:: Stated task ::
Exactly reproduce the entries, dropping any pictures from your copy.

:: Exercise input ::
## start

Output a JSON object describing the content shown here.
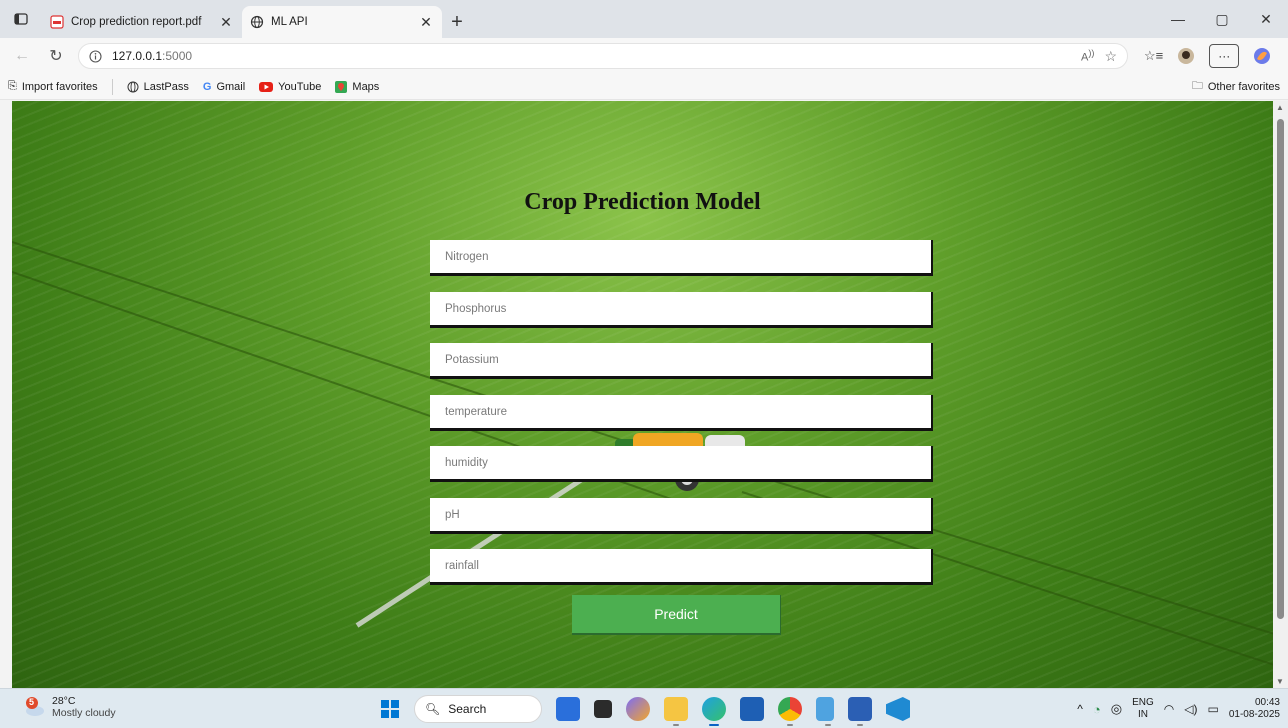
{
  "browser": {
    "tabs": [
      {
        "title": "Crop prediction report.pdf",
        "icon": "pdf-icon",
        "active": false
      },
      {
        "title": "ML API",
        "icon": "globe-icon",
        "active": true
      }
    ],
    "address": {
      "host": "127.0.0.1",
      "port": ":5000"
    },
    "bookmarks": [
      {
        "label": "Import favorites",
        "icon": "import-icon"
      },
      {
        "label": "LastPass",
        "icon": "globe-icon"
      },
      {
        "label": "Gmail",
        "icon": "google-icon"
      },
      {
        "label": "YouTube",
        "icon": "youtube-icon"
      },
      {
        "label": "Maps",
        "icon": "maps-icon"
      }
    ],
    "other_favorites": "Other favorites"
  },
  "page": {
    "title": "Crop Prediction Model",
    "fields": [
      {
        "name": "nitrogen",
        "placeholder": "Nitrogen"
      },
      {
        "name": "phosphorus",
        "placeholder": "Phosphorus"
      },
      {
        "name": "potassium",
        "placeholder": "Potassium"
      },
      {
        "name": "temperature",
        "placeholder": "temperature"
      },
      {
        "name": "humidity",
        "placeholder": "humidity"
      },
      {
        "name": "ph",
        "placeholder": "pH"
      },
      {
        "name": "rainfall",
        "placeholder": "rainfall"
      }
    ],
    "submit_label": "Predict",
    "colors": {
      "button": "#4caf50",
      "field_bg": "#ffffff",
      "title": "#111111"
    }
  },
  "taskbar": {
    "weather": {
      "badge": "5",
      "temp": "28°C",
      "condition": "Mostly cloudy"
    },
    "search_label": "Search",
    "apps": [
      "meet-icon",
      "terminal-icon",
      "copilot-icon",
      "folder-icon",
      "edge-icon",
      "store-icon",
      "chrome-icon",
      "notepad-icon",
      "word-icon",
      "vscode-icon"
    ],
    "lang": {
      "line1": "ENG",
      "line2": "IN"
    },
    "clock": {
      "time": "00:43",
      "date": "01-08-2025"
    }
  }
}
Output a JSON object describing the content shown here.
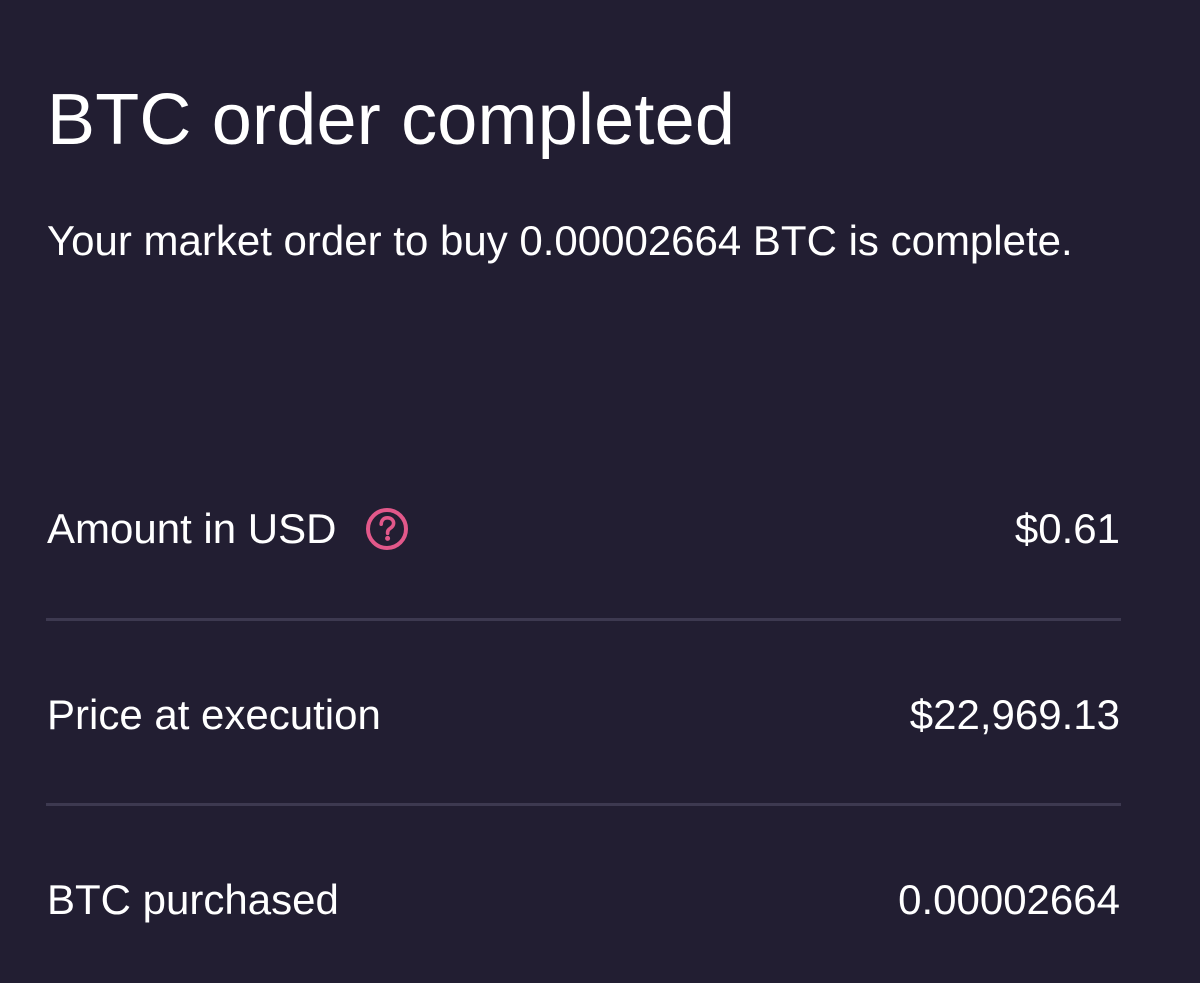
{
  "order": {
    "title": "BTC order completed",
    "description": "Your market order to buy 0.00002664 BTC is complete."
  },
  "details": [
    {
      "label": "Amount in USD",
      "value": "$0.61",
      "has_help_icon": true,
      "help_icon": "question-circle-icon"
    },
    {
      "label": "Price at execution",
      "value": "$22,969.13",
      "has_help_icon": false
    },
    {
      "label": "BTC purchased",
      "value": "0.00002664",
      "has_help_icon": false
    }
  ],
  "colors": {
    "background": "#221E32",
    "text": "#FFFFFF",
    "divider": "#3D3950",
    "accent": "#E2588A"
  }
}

## end

:: Correct result ::
Output a JSON object describing the content shown here.
{
  "browser": {
    "tabs": [
      {
        "title": "Crop prediction report.pdf",
        "icon": "pdf-icon",
        "active": false
      },
      {
        "title": "ML API",
        "icon": "globe-icon",
        "active": true
      }
    ],
    "address": {
      "host": "127.0.0.1",
      "port": ":5000"
    },
    "bookmarks": [
      {
        "label": "Import favorites",
        "icon": "import-icon"
      },
      {
        "label": "LastPass",
        "icon": "globe-icon"
      },
      {
        "label": "Gmail",
        "icon": "google-icon"
      },
      {
        "label": "YouTube",
        "icon": "youtube-icon"
      },
      {
        "label": "Maps",
        "icon": "maps-icon"
      }
    ],
    "other_favorites": "Other favorites"
  },
  "page": {
    "title": "Crop Prediction Model",
    "fields": [
      {
        "name": "nitrogen",
        "placeholder": "Nitrogen"
      },
      {
        "name": "phosphorus",
        "placeholder": "Phosphorus"
      },
      {
        "name": "potassium",
        "placeholder": "Potassium"
      },
      {
        "name": "temperature",
        "placeholder": "temperature"
      },
      {
        "name": "humidity",
        "placeholder": "humidity"
      },
      {
        "name": "ph",
        "placeholder": "pH"
      },
      {
        "name": "rainfall",
        "placeholder": "rainfall"
      }
    ],
    "submit_label": "Predict",
    "colors": {
      "button": "#4caf50",
      "field_bg": "#ffffff",
      "title": "#111111"
    }
  },
  "taskbar": {
    "weather": {
      "badge": "5",
      "temp": "28°C",
      "condition": "Mostly cloudy"
    },
    "search_label": "Search",
    "apps": [
      "meet-icon",
      "terminal-icon",
      "copilot-icon",
      "folder-icon",
      "edge-icon",
      "store-icon",
      "chrome-icon",
      "notepad-icon",
      "word-icon",
      "vscode-icon"
    ],
    "lang": {
      "line1": "ENG",
      "line2": "IN"
    },
    "clock": {
      "time": "00:43",
      "date": "01-08-2025"
    }
  }
}
Output a JSON object describing the content shown here.
{
  "order": {
    "title": "BTC order completed",
    "description": "Your market order to buy 0.00002664 BTC is complete."
  },
  "details": [
    {
      "label": "Amount in USD",
      "value": "$0.61",
      "has_help_icon": true,
      "help_icon": "question-circle-icon"
    },
    {
      "label": "Price at execution",
      "value": "$22,969.13",
      "has_help_icon": false
    },
    {
      "label": "BTC purchased",
      "value": "0.00002664",
      "has_help_icon": false
    }
  ],
  "colors": {
    "background": "#221E32",
    "text": "#FFFFFF",
    "divider": "#3D3950",
    "accent": "#E2588A"
  }
}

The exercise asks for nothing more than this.